▶ **Instruction**
Identify every line in the records below that contains the word "used", and reproduce each one.

▶ **Data lines**
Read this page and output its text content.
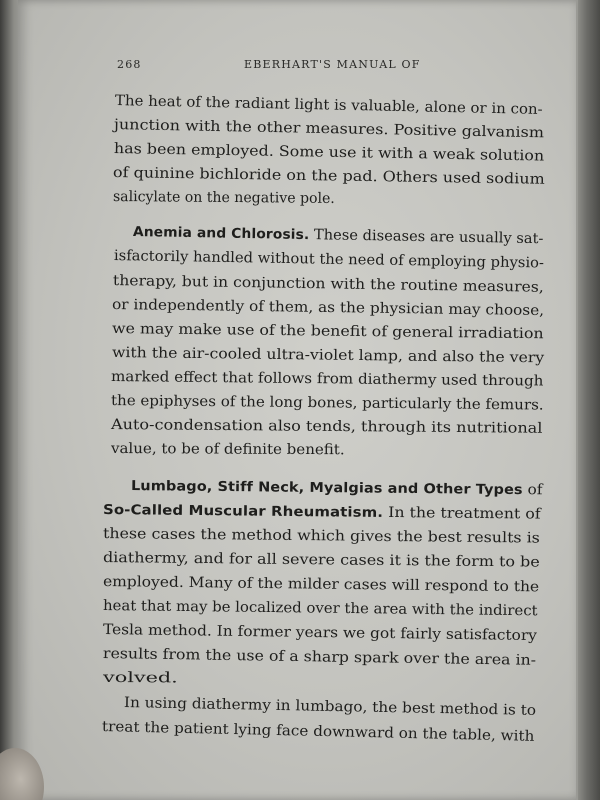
268	EBERHART'S MANUAL OF
The heat of the radiant light is valuable, alone or in con-
junction with the other measures. Positive galvanism
has been employed. Some use it with a weak solution
of quinine bichloride on the pad. Others used sodium
salicylate on the negative pole.
Anemia and Chlorosis. These diseases are usually sat-
isfactorily handled without the need of employing physio-
therapy, but in conjunction with the routine measures,
or independently of them, as the physician may choose,
we may make use of the benefit of general irradiation
with the air-cooled ultra-violet lamp, and also the very
marked effect that follows from diathermy used through
the epiphyses of the long bones, particularly the femurs.
Auto-condensation also tends, through its nutritional
value, to be of definite benefit.
Lumbago, Stiff Neck, Myalgias and Other Types of
So-Called Muscular Rheumatism. In the treatment of
these cases the method which gives the best results is
diathermy, and for all severe cases it is the form to be
employed. Many of the milder cases will respond to the
heat that may be localized over the area with the indirect
Tesla method. In former years we got fairly satisfactory
results from the use of a sharp spark over the area in-
volved.
In using diathermy in lumbago, the best method is to
treat the patient lying face downward on the table, with
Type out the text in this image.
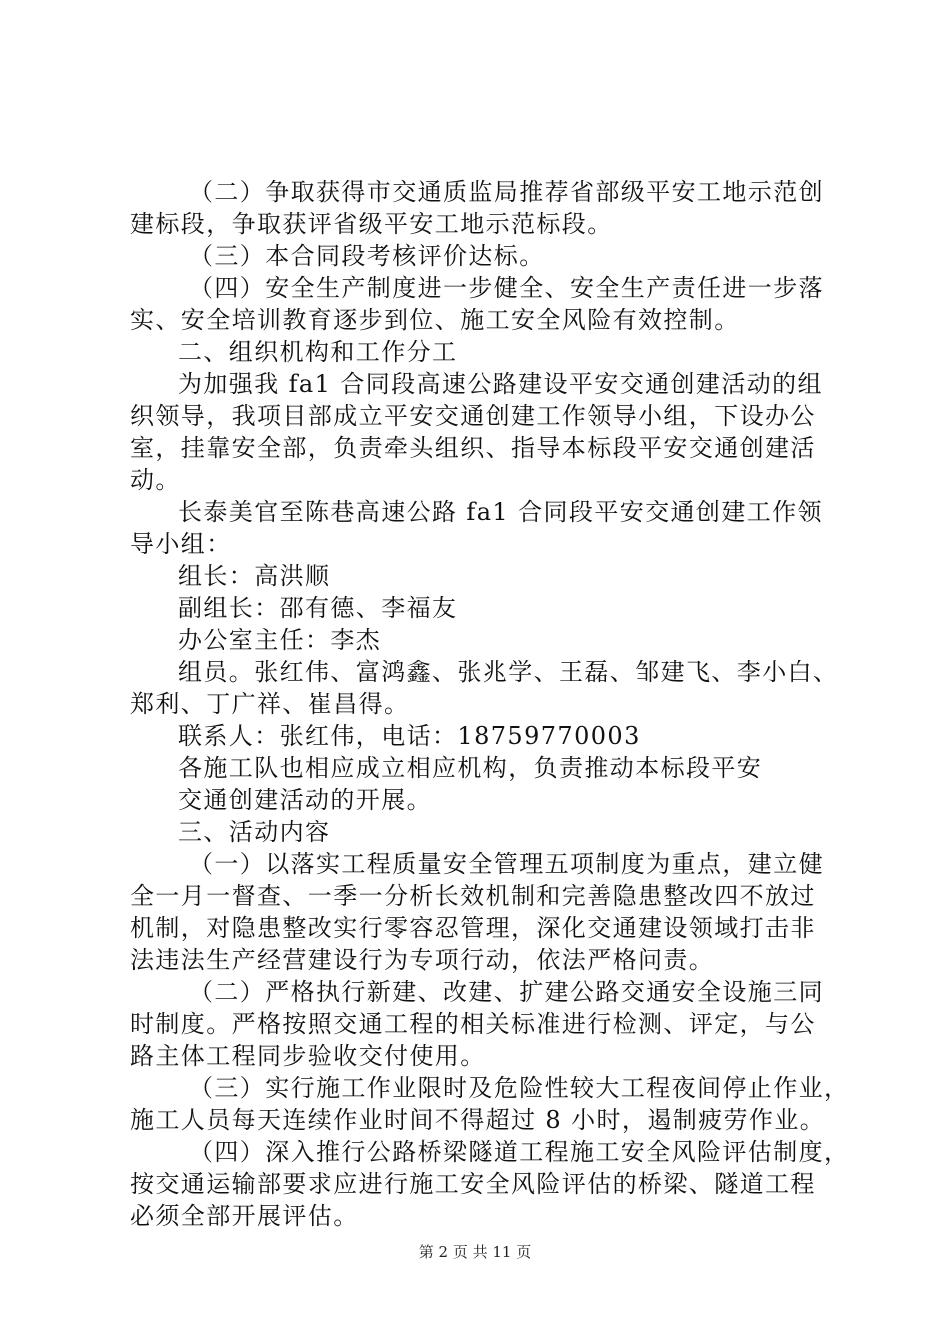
（二）争取获得市交通质监局推荐省部级平安工地示范创
建标段，争取获评省级平安工地示范标段。
（三）本合同段考核评价达标。
（四）安全生产制度进一步健全、安全生产责任进一步落
实、安全培训教育逐步到位、施工安全风险有效控制。
二、组织机构和工作分工
为加强我 fa1 合同段高速公路建设平安交通创建活动的组
织领导，我项目部成立平安交通创建工作领导小组，下设办公
室，挂靠安全部，负责牵头组织、指导本标段平安交通创建活
动。
长泰美官至陈巷高速公路 fa1 合同段平安交通创建工作领
导小组：
组长：高洪顺
副组长：邵有德、李福友
办公室主任：李杰
组员。张红伟、富鸿鑫、张兆学、王磊、邹建飞、李小白、
郑利、丁广祥、崔昌得。
联系人：张红伟，电话：18759770003
各施工队也相应成立相应机构，负责推动本标段平安
交通创建活动的开展。
三、活动内容
（一）以落实工程质量安全管理五项制度为重点，建立健
全一月一督查、一季一分析长效机制和完善隐患整改四不放过
机制，对隐患整改实行零容忍管理，深化交通建设领域打击非
法违法生产经营建设行为专项行动，依法严格问责。
（二）严格执行新建、改建、扩建公路交通安全设施三同
时制度。严格按照交通工程的相关标准进行检测、评定，与公
路主体工程同步验收交付使用。
（三）实行施工作业限时及危险性较大工程夜间停止作业，
施工人员每天连续作业时间不得超过 8 小时，遏制疲劳作业。
（四）深入推行公路桥梁隧道工程施工安全风险评估制度，
按交通运输部要求应进行施工安全风险评估的桥梁、隧道工程
必须全部开展评估。
第 2 页 共 11 页
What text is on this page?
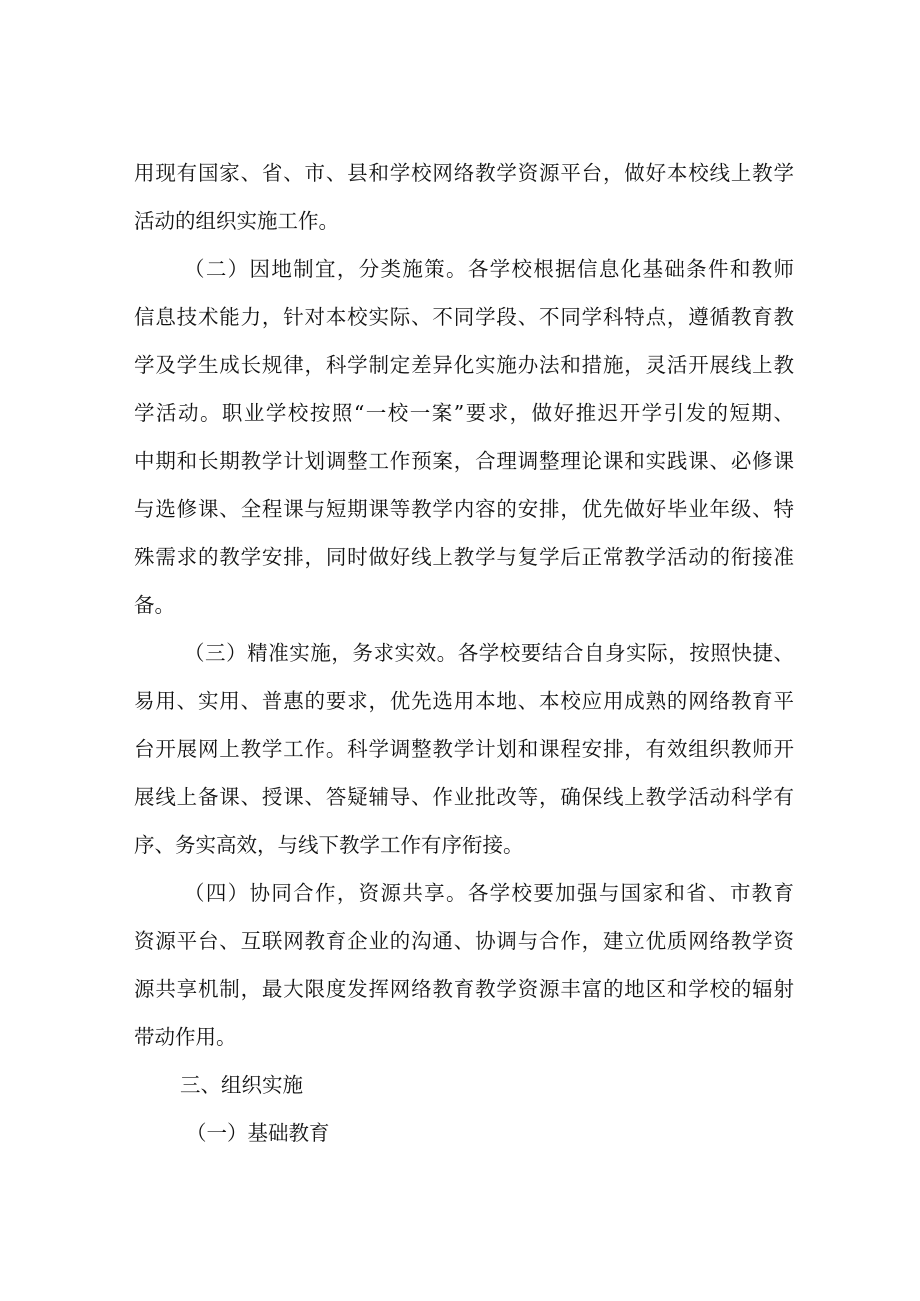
用现有国家、省、市、县和学校网络教学资源平台，做好本校线上教学
活动的组织实施工作。
（二）因地制宜，分类施策。各学校根据信息化基础条件和教师
信息技术能力，针对本校实际、不同学段、不同学科特点，遵循教育教
学及学生成长规律，科学制定差异化实施办法和措施，灵活开展线上教
学活动。职业学校按照“一校一案”要求，做好推迟开学引发的短期、
中期和长期教学计划调整工作预案，合理调整理论课和实践课、必修课
与选修课、全程课与短期课等教学内容的安排，优先做好毕业年级、特
殊需求的教学安排，同时做好线上教学与复学后正常教学活动的衔接准
备。
（三）精准实施，务求实效。各学校要结合自身实际，按照快捷、
易用、实用、普惠的要求，优先选用本地、本校应用成熟的网络教育平
台开展网上教学工作。科学调整教学计划和课程安排，有效组织教师开
展线上备课、授课、答疑辅导、作业批改等，确保线上教学活动科学有
序、务实高效，与线下教学工作有序衔接。
（四）协同合作，资源共享。各学校要加强与国家和省、市教育
资源平台、互联网教育企业的沟通、协调与合作，建立优质网络教学资
源共享机制，最大限度发挥网络教育教学资源丰富的地区和学校的辐射
带动作用。
三、组织实施
（一）基础教育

▶ **Complete answer**
of quinine bichloride on the pad. Others used sodium
marked effect that follows from diathermy used through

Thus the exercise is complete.